Sayfa:
Mustafa Şeker[1]
Mustafa Şeker Hocaefendi’yi ne yazık ki
geç tanıdım; bunda kusur tamamen bana ait. Aslında yıllar önce onun, Safvet
Efendi’nin talebesi olduğunu öğrenmiştim. Pendik Çarşı Camii imamlarından
merhum Fikret Cesur Hoca’nın kendisini yakından tanıdığını ve bu vesileyle
ulaşabileceğimi de duymuştum. Daha sonra bu tanışıklığın, meşhur Erenköy Kur’an
Kursu’na dayandığını öğrendim. Mustafa Hoca bir dönem bu Kur’an Kursu’nda
talebelere ders vermiş.
Sanırım 2025 yılının başlarıydı. Eşimle
birlikte kendisini evinde ziyaret etmek istemiştim; hasta olduğunu duymuştum.

Veri Satırları:
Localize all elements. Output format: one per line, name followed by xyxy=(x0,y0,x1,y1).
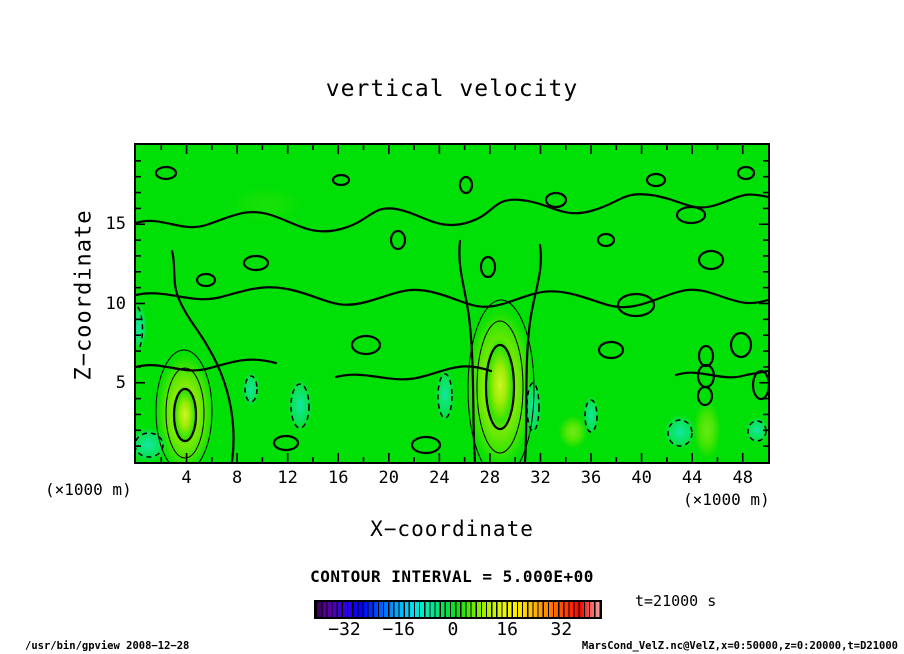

Görev Listesi:
A – Mustafa Şeker hakkındaki metne göre:
(i) Mustafa Şeker Hocaefendi kimin talebesiydi?
(ii) Fikret Cesur Hoca hangi caminin imamlarındandı?
(iii) Mustafa Hoca bir dönem hangi Kur'an kursunda talebelere ders vermiş?
B – Mustafa Şeker hakkındaki metnin "Mustafa Şeker[1]" sözlerini içeren yerden başlayan kısmını, "talebelere ders vermiş." sözlerinden sonra bitecek şekilde birebir kopyalayın.

Verilen Yanıtlar:
A –
(i) Safvet Efendi'nin.
(ii) Pendik Çarşı Camii'nin.
(iii) Erenköy Kur'an Kursu'nda.

B –
Mustafa Şeker[1]
Mustafa Şeker Hocaefendi’yi ne yazık ki
geç tanıdım; bunda kusur tamamen bana ait. Aslında yıllar önce onun, Safvet
Efendi’nin talebesi olduğunu öğrenmiştim. Pendik Çarşı Camii imamlarından
merhum Fikret Cesur Hoca’nın kendisini yakından tanıdığını ve bu vesileyle
ulaşabileceğimi de duymuştum. Daha sonra bu tanışıklığın, meşhur Erenköy Kur’an
Kursu’na dayandığını öğrendim. Mustafa Hoca bir dönem bu Kur’an Kursu’nda
talebelere ders vermiş.